What the task asks - Make an exact copy of all the data.

(Data entries)

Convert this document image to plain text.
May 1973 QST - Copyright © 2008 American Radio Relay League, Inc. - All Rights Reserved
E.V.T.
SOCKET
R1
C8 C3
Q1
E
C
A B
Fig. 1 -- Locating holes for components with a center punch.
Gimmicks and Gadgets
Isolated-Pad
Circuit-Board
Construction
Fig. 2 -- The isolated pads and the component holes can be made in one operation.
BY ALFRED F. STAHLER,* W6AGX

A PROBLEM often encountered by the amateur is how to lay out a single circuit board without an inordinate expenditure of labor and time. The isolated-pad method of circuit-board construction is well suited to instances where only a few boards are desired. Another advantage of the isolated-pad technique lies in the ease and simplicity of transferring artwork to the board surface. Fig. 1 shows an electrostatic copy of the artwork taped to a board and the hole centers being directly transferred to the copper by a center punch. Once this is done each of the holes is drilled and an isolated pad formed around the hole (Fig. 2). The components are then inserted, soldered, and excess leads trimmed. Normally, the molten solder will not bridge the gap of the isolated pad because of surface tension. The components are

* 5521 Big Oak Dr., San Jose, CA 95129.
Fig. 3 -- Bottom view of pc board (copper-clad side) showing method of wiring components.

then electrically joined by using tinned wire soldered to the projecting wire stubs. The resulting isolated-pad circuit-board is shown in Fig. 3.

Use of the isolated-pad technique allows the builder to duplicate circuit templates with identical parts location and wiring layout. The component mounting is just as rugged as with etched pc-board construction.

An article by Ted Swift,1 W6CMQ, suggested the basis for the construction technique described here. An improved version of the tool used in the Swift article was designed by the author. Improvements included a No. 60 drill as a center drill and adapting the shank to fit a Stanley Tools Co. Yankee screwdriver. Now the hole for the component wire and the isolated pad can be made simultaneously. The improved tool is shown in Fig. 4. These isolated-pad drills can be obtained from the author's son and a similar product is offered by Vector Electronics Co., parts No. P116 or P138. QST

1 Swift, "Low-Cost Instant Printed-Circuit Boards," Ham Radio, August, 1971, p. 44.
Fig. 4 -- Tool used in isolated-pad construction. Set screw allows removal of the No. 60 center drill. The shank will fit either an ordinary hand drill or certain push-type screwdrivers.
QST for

Reply -
Convert this document image to plain text.
May 1973 QST - Copyright © 2008 American Radio Relay League, Inc. - All Rights Reserved
E.V.T.
SOCKET
R1
C8 C3
Q1
E
C
A B
Fig. 1 -- Locating holes for components with a center punch.
Gimmicks and Gadgets
Isolated-Pad
Circuit-Board
Construction
Fig. 2 -- The isolated pads and the component holes can be made in one operation.
BY ALFRED F. STAHLER,* W6AGX

A PROBLEM often encountered by the amateur is how to lay out a single circuit board without an inordinate expenditure of labor and time. The isolated-pad method of circuit-board construction is well suited to instances where only a few boards are desired. Another advantage of the isolated-pad technique lies in the ease and simplicity of transferring artwork to the board surface. Fig. 1 shows an electrostatic copy of the artwork taped to a board and the hole centers being directly transferred to the copper by a center punch. Once this is done each of the holes is drilled and an isolated pad formed around the hole (Fig. 2). The components are then inserted, soldered, and excess leads trimmed. Normally, the molten solder will not bridge the gap of the isolated pad because of surface tension. The components are

* 5521 Big Oak Dr., San Jose, CA 95129.
Fig. 3 -- Bottom view of pc board (copper-clad side) showing method of wiring components.

then electrically joined by using tinned wire soldered to the projecting wire stubs. The resulting isolated-pad circuit-board is shown in Fig. 3.

Use of the isolated-pad technique allows the builder to duplicate circuit templates with identical parts location and wiring layout. The component mounting is just as rugged as with etched pc-board construction.

An article by Ted Swift,1 W6CMQ, suggested the basis for the construction technique described here. An improved version of the tool used in the Swift article was designed by the author. Improvements included a No. 60 drill as a center drill and adapting the shank to fit a Stanley Tools Co. Yankee screwdriver. Now the hole for the component wire and the isolated pad can be made simultaneously. The improved tool is shown in Fig. 4. These isolated-pad drills can be obtained from the author's son and a similar product is offered by Vector Electronics Co., parts No. P116 or P138. QST

1 Swift, "Low-Cost Instant Printed-Circuit Boards," Ham Radio, August, 1971, p. 44.
Fig. 4 -- Tool used in isolated-pad construction. Set screw allows removal of the No. 60 center drill. The shank will fit either an ordinary hand drill or certain push-type screwdrivers.
QST for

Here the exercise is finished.